** Start **

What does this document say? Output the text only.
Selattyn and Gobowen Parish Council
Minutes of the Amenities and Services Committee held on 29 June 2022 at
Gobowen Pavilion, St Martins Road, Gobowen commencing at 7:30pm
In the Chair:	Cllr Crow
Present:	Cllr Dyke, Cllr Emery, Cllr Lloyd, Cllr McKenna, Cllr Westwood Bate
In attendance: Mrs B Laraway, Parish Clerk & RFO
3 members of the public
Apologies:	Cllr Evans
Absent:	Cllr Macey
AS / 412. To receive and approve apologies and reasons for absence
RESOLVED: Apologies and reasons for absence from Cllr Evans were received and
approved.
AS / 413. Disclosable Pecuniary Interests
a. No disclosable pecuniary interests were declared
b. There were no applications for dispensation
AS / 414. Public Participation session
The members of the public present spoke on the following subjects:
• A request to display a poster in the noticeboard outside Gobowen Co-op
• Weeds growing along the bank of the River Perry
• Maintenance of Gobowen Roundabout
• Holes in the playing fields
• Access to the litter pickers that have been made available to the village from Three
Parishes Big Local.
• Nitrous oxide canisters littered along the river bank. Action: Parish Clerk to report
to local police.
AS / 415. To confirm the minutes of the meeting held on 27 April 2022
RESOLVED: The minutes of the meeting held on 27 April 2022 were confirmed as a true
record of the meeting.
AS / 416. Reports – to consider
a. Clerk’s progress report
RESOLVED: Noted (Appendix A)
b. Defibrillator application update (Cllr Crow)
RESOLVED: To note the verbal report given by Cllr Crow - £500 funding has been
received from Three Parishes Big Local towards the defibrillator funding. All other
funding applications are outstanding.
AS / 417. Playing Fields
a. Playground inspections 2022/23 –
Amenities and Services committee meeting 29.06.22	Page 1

** End **

--- Directions for this task ---
Please copy out each record, character for character.

--- Output for this exercise ---
What does this document say? Output the text only.
Selattyn and Gobowen Parish Council
Minutes of the Amenities and Services Committee held on 29 June 2022 at
Gobowen Pavilion, St Martins Road, Gobowen commencing at 7:30pm
In the Chair:	Cllr Crow
Present:	Cllr Dyke, Cllr Emery, Cllr Lloyd, Cllr McKenna, Cllr Westwood Bate
In attendance: Mrs B Laraway, Parish Clerk & RFO
3 members of the public
Apologies:	Cllr Evans
Absent:	Cllr Macey
AS / 412. To receive and approve apologies and reasons for absence
RESOLVED: Apologies and reasons for absence from Cllr Evans were received and
approved.
AS / 413. Disclosable Pecuniary Interests
a. No disclosable pecuniary interests were declared
b. There were no applications for dispensation
AS / 414. Public Participation session
The members of the public present spoke on the following subjects:
• A request to display a poster in the noticeboard outside Gobowen Co-op
• Weeds growing along the bank of the River Perry
• Maintenance of Gobowen Roundabout
• Holes in the playing fields
• Access to the litter pickers that have been made available to the village from Three
Parishes Big Local.
• Nitrous oxide canisters littered along the river bank. Action: Parish Clerk to report
to local police.
AS / 415. To confirm the minutes of the meeting held on 27 April 2022
RESOLVED: The minutes of the meeting held on 27 April 2022 were confirmed as a true
record of the meeting.
AS / 416. Reports – to consider
a. Clerk’s progress report
RESOLVED: Noted (Appendix A)
b. Defibrillator application update (Cllr Crow)
RESOLVED: To note the verbal report given by Cllr Crow - £500 funding has been
received from Three Parishes Big Local towards the defibrillator funding. All other
funding applications are outstanding.
AS / 417. Playing Fields
a. Playground inspections 2022/23 –
Amenities and Services committee meeting 29.06.22	Page 1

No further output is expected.